# Written instruction
Give back the whole listing exactly as shown.

# Material for this task
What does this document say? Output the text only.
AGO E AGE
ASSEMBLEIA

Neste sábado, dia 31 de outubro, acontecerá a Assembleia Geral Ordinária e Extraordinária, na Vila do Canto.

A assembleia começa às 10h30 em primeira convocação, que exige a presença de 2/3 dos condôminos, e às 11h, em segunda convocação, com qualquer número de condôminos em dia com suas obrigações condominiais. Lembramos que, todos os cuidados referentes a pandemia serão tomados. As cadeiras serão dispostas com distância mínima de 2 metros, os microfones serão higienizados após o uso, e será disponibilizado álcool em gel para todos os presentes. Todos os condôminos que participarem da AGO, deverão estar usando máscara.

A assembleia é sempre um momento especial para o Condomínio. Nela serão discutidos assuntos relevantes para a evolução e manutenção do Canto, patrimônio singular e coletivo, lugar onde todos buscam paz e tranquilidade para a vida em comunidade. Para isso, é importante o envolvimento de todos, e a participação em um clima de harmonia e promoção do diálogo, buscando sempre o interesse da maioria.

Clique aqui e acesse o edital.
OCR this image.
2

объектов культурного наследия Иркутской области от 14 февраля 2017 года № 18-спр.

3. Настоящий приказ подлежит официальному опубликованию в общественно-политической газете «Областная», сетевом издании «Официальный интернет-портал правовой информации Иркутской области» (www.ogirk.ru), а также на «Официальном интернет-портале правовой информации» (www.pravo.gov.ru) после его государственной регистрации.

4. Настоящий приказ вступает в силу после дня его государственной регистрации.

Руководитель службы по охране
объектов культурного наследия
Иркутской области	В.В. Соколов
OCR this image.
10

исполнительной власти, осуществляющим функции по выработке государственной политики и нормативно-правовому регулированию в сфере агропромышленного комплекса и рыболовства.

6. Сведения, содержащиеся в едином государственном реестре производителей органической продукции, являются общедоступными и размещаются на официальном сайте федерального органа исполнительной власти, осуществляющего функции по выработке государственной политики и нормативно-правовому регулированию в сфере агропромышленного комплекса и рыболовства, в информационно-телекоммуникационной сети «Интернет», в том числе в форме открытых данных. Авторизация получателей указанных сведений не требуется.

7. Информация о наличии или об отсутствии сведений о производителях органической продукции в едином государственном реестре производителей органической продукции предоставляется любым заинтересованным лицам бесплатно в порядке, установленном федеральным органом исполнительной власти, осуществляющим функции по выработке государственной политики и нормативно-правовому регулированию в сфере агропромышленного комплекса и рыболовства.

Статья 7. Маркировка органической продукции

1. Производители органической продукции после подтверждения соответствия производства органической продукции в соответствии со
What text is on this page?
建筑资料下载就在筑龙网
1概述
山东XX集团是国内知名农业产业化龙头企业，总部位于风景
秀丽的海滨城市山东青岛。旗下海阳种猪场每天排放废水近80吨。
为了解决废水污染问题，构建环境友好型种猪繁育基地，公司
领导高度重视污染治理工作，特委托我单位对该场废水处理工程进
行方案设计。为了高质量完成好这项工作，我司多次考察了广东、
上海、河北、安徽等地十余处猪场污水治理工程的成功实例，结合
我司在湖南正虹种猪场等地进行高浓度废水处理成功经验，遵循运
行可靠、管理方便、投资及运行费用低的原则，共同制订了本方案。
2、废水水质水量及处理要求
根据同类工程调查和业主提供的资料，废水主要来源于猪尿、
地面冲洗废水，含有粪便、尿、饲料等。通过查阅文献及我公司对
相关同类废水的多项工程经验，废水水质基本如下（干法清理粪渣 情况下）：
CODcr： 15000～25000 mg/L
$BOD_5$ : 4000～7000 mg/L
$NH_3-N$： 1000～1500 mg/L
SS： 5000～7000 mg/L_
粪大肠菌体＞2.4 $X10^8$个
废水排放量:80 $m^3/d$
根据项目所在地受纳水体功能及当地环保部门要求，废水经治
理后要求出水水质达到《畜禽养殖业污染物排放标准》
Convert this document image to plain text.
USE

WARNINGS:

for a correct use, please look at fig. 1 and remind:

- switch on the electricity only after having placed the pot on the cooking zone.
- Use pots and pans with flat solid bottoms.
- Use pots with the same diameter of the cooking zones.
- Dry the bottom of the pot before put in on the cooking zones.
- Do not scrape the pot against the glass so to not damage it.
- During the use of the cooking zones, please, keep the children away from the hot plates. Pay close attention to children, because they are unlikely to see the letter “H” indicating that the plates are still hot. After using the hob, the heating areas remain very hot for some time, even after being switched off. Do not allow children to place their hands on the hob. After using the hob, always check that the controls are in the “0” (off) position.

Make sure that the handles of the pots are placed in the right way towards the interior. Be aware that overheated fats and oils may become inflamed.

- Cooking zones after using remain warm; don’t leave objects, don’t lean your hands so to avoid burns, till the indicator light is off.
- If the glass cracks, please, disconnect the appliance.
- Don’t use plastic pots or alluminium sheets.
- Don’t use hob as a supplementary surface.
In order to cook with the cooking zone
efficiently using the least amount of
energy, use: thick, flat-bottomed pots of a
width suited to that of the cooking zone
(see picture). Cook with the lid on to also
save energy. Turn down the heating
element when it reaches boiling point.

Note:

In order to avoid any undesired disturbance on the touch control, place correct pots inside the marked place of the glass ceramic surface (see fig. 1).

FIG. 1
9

# Task answer
What does this document say? Output the text only.
AGO E AGE
ASSEMBLEIA

Neste sábado, dia 31 de outubro, acontecerá a Assembleia Geral Ordinária e Extraordinária, na Vila do Canto.

A assembleia começa às 10h30 em primeira convocação, que exige a presença de 2/3 dos condôminos, e às 11h, em segunda convocação, com qualquer número de condôminos em dia com suas obrigações condominiais. Lembramos que, todos os cuidados referentes a pandemia serão tomados. As cadeiras serão dispostas com distância mínima de 2 metros, os microfones serão higienizados após o uso, e será disponibilizado álcool em gel para todos os presentes. Todos os condôminos que participarem da AGO, deverão estar usando máscara.

A assembleia é sempre um momento especial para o Condomínio. Nela serão discutidos assuntos relevantes para a evolução e manutenção do Canto, patrimônio singular e coletivo, lugar onde todos buscam paz e tranquilidade para a vida em comunidade. Para isso, é importante o envolvimento de todos, e a participação em um clima de harmonia e promoção do diálogo, buscando sempre o interesse da maioria.

Clique aqui e acesse o edital.
OCR this image.
2

объектов культурного наследия Иркутской области от 14 февраля 2017 года № 18-спр.

3. Настоящий приказ подлежит официальному опубликованию в общественно-политической газете «Областная», сетевом издании «Официальный интернет-портал правовой информации Иркутской области» (www.ogirk.ru), а также на «Официальном интернет-портале правовой информации» (www.pravo.gov.ru) после его государственной регистрации.

4. Настоящий приказ вступает в силу после дня его государственной регистрации.

Руководитель службы по охране
объектов культурного наследия
Иркутской области	В.В. Соколов
OCR this image.
10

исполнительной власти, осуществляющим функции по выработке государственной политики и нормативно-правовому регулированию в сфере агропромышленного комплекса и рыболовства.

6. Сведения, содержащиеся в едином государственном реестре производителей органической продукции, являются общедоступными и размещаются на официальном сайте федерального органа исполнительной власти, осуществляющего функции по выработке государственной политики и нормативно-правовому регулированию в сфере агропромышленного комплекса и рыболовства, в информационно-телекоммуникационной сети «Интернет», в том числе в форме открытых данных. Авторизация получателей указанных сведений не требуется.

7. Информация о наличии или об отсутствии сведений о производителях органической продукции в едином государственном реестре производителей органической продукции предоставляется любым заинтересованным лицам бесплатно в порядке, установленном федеральным органом исполнительной власти, осуществляющим функции по выработке государственной политики и нормативно-правовому регулированию в сфере агропромышленного комплекса и рыболовства.

Статья 7. Маркировка органической продукции

1. Производители органической продукции после подтверждения соответствия производства органической продукции в соответствии со
What text is on this page?
建筑资料下载就在筑龙网
1概述
山东XX集团是国内知名农业产业化龙头企业，总部位于风景
秀丽的海滨城市山东青岛。旗下海阳种猪场每天排放废水近80吨。
为了解决废水污染问题，构建环境友好型种猪繁育基地，公司
领导高度重视污染治理工作，特委托我单位对该场废水处理工程进
行方案设计。为了高质量完成好这项工作，我司多次考察了广东、
上海、河北、安徽等地十余处猪场污水治理工程的成功实例，结合
我司在湖南正虹种猪场等地进行高浓度废水处理成功经验，遵循运
行可靠、管理方便、投资及运行费用低的原则，共同制订了本方案。
2、废水水质水量及处理要求
根据同类工程调查和业主提供的资料，废水主要来源于猪尿、
地面冲洗废水，含有粪便、尿、饲料等。通过查阅文献及我公司对
相关同类废水的多项工程经验，废水水质基本如下（干法清理粪渣 情况下）：
CODcr： 15000～25000 mg/L
$BOD_5$ : 4000～7000 mg/L
$NH_3-N$： 1000～1500 mg/L
SS： 5000～7000 mg/L_
粪大肠菌体＞2.4 $X10^8$个
废水排放量:80 $m^3/d$
根据项目所在地受纳水体功能及当地环保部门要求，废水经治
理后要求出水水质达到《畜禽养殖业污染物排放标准》
Convert this document image to plain text.
USE

WARNINGS:

for a correct use, please look at fig. 1 and remind:

- switch on the electricity only after having placed the pot on the cooking zone.
- Use pots and pans with flat solid bottoms.
- Use pots with the same diameter of the cooking zones.
- Dry the bottom of the pot before put in on the cooking zones.
- Do not scrape the pot against the glass so to not damage it.
- During the use of the cooking zones, please, keep the children away from the hot plates. Pay close attention to children, because they are unlikely to see the letter “H” indicating that the plates are still hot. After using the hob, the heating areas remain very hot for some time, even after being switched off. Do not allow children to place their hands on the hob. After using the hob, always check that the controls are in the “0” (off) position.

Make sure that the handles of the pots are placed in the right way towards the interior. Be aware that overheated fats and oils may become inflamed.

- Cooking zones after using remain warm; don’t leave objects, don’t lean your hands so to avoid burns, till the indicator light is off.
- If the glass cracks, please, disconnect the appliance.
- Don’t use plastic pots or alluminium sheets.
- Don’t use hob as a supplementary surface.
In order to cook with the cooking zone
efficiently using the least amount of
energy, use: thick, flat-bottomed pots of a
width suited to that of the cooking zone
(see picture). Cook with the lid on to also
save energy. Turn down the heating
element when it reaches boiling point.

Note:

In order to avoid any undesired disturbance on the touch control, place correct pots inside the marked place of the glass ceramic surface (see fig. 1).

FIG. 1
9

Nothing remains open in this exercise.